*Written task A:*
In the listing, reproduce word for word every line from the line with "document-title: Finance report" up to and including the line with "author-footer: Nadine Chahab".

*Passage given:*
══════════

From the Land Down Under #2: ASAIB, the South African indexing society, has just announced its 2010 conference, which will take place in May. The topic is “The Indexer in Publication,” and ASAIB is still accepting proposals for conference sessions through March 18. Suggested topics include indexing in context, indexes of old, small publishers, big publishers, academic publishers, the right to access information and copyright, what to index and what not, automatic indexing, journal indexing, and evaluation of indexes. Please address inquiries to Madeleine Burger at burgem@unisa.ac.za, or Madely du Preez at preezm@unisa.ac.za.
Education options: The Graduate School, a career-focused learning community with both distance and face-to-face programs, is now offering classes in basic and applied indexing, as well as a class on “Introduction to the Editing Process,” the curriculum of which contains sessions on indexing from a publisher’s point of view. I do not personally know anything about The Graduate School or its academic credentials, but it’s interesting to note that the growing online and adult education business has some solid offerings in indexing.
Publicity and Outreach: Leoni McVey, our publicity chair, has been encouraging ASI members to attend professional conferences as a way of reaching publishers and authors in specific fields—you may remember reading her article about this in a recent issue of Key Words. Well, Loraine Schacher, an indexer and ASI member from San Diego, recently applied Leoni’s ideas to the American Historical Association. With backing from ASI and the History & Archaeology SIG, Loraine attended the January 8 meeting of the AHA in San Diego, where she handed out brochures and specially made-up business cards at booksellers’ and publishers’ booths. She spoke to as many people as she could and made contact with 10 actual editors responsible for indexing decisions. Bravo, Loraine! If there’s a conference in your hometown you’d like to attend, or one out of town that you think would benefit from having an ASI member in attendance, contact Leoni, your SIG, and/or ASI, and we’ll do all we can to make it a successful effort. H’mm, are there any good conferences in Puerto Rico right now? Anywhere it’s not snowing!

══════════

*Some records:*
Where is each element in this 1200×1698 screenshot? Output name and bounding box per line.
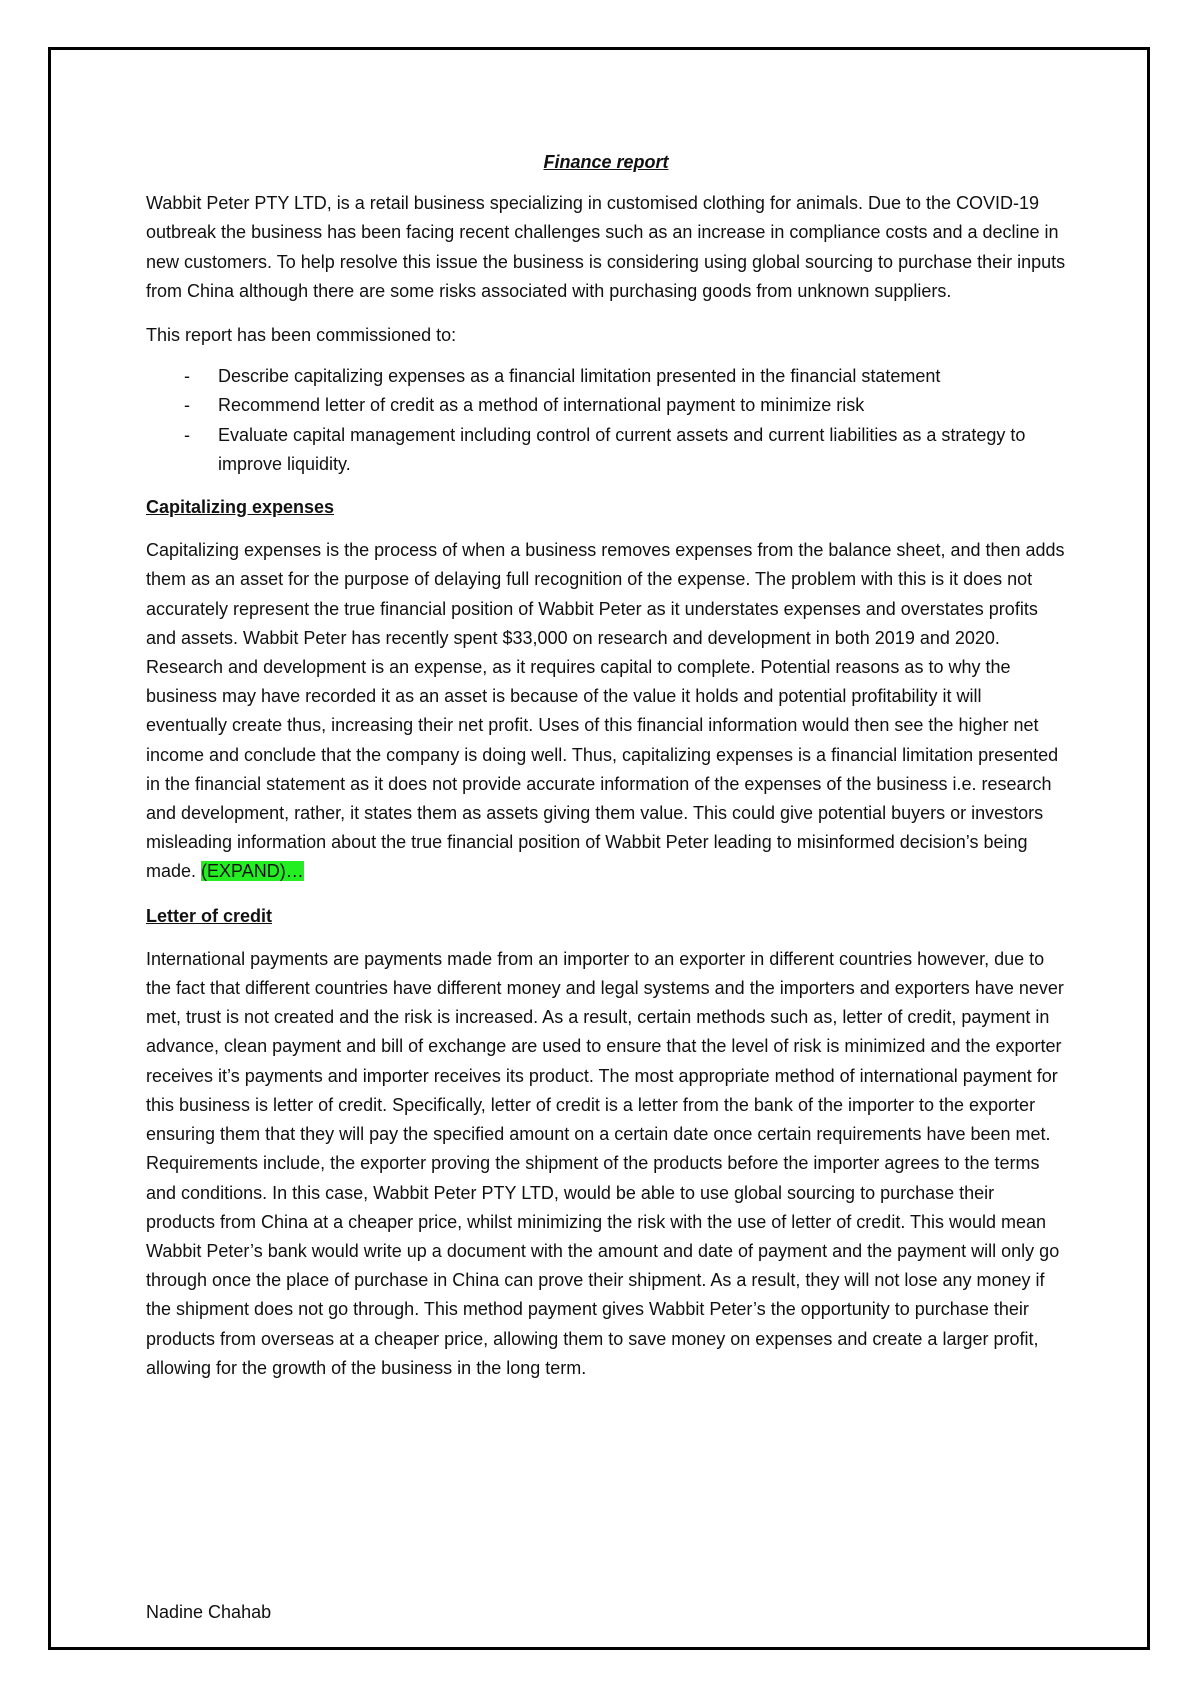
document-title: Finance report (543, 152, 669, 172)
commissioned-statement: This report has been commissioned to: (146, 325, 457, 346)
author-footer: Nadine Chahab (146, 1602, 272, 1622)
capitalizing-body: Capitalizing expenses is the process of when a business removes expenses from the balance sheet, and then adds them as an asset for the purpose of delaying full recognition of the expense. The problem with this is it does not accurately represent the true financial position of Wabbit Peter as it understates expenses and overstates profits and assets. Wabbit Peter has recently spent $33,000 on research and development in both 2019 and 2020. Research and development is an expense, as it requires capital to complete. Potential reasons as to why the business may have recorded it as an asset is because of the value it holds and potential profitability it will eventually create thus, increasing their net profit. Uses of this financial information would then see the higher net income and conclude that the company is doing well. Thus, capitalizing expenses is a financial limitation presented in the financial statement as it does not provide accurate information of the expenses of the business i.e. research and development, rather, it states them as assets giving them value. This could give potential buyers or investors misleading information about the true financial position of Wabbit Peter leading to misinformed decision’s being made. (146, 540, 1065, 882)
list-item-text: Evaluate capital management including control of current assets and current liabilities as a strategy to improve liquidity. (218, 424, 1026, 474)
bullet-dash: - (184, 395, 190, 416)
list-item (146, 391, 1066, 420)
intro-paragraph: Wabbit Peter PTY LTD, is a retail business specializing in customised clothing for animals. Due to the COVID-19 outbreak the business has been facing recent challenges such as an increase in compliance costs and a decline in new customers. To help resolve this issue the business is considering using global sourcing to purchase their inputs from China although there are some risks associated with purchasing goods from unknown suppliers. (146, 193, 1066, 301)
bullet-dash: - (184, 424, 190, 445)
document-body (146, 148, 1066, 1398)
list-item (146, 421, 1066, 479)
list-item (146, 362, 1066, 391)
list-item-text: Recommend letter of credit as a method of international payment to minimize risk (218, 395, 865, 416)
expand-highlight: (EXPAND)… (201, 861, 304, 882)
list-item-text: Describe capitalizing expenses as a financial limitation presented in the financial statement (218, 366, 941, 387)
objectives-list (146, 362, 1066, 479)
bullet-dash: - (184, 366, 190, 387)
letter-of-credit-paragraph: International payments are payments made from an importer to an exporter in different countries however, due to the fact that different countries have different money and legal systems and the importers and exporters have never met, trust is not created and the risk is increased. As a result, certain methods such as, letter of credit, payment in advance, clean payment and bill of exchange are used to ensure that the level of risk is minimized and the exporter receives it’s payments and importer receives its product. The most appropriate method of international payment for this business is letter of credit. Specifically, letter of credit is a letter from the bank of the importer to the exporter ensuring them that they will pay the specified amount on a certain date once certain requirements have been met. Requirements include, the exporter proving the shipment of the products before the importer agrees to the terms and conditions. In this case, Wabbit Peter PTY LTD, would be able to use global sourcing to purchase their products from China at a cheaper price, whilst minimizing the risk with the use of letter of credit. This would mean Wabbit Peter’s bank would write up a document with the amount and date of payment and the payment will only go through once the place of purchase in China can prove their shipment. As a result, they will not lose any money if the shipment does not go through. This method payment gives Wabbit Peter’s the opportunity to purchase their products from overseas at a cheaper price, allowing them to save money on expenses and create a larger profit, allowing for the growth of the business in the long term. (146, 948, 1064, 1378)
section-heading-capitalizing: Capitalizing expenses (146, 497, 335, 518)
section-heading-letter-of-credit: Letter of credit (146, 905, 273, 926)
capitalizing-paragraph (146, 536, 1066, 886)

══════════

*Written task B:*
Quote the indexing news passage above from "From the Land" up to and including "Preez at preezm@unisa.ac.za.".

*Complete output A:*
document-title: Finance report (543, 152, 669, 172)
commissioned-statement: This report has been commissioned to: (146, 325, 457, 346)
author-footer: Nadine Chahab (146, 1602, 272, 1622)

*Complete output B:*
From the Land Down Under #2: ASAIB, the South African indexing society, has just announced its 2010 conference, which will take place in May. The topic is “The Indexer in Publication,” and ASAIB is still accepting proposals for conference sessions through March 18. Suggested topics include indexing in context, indexes of old, small publishers, big publishers, academic publishers, the right to access information and copyright, what to index and what not, automatic indexing, journal indexing, and evaluation of indexes. Please address inquiries to Madeleine Burger at burgem@unisa.ac.za, or Madely du Preez at preezm@unisa.ac.za.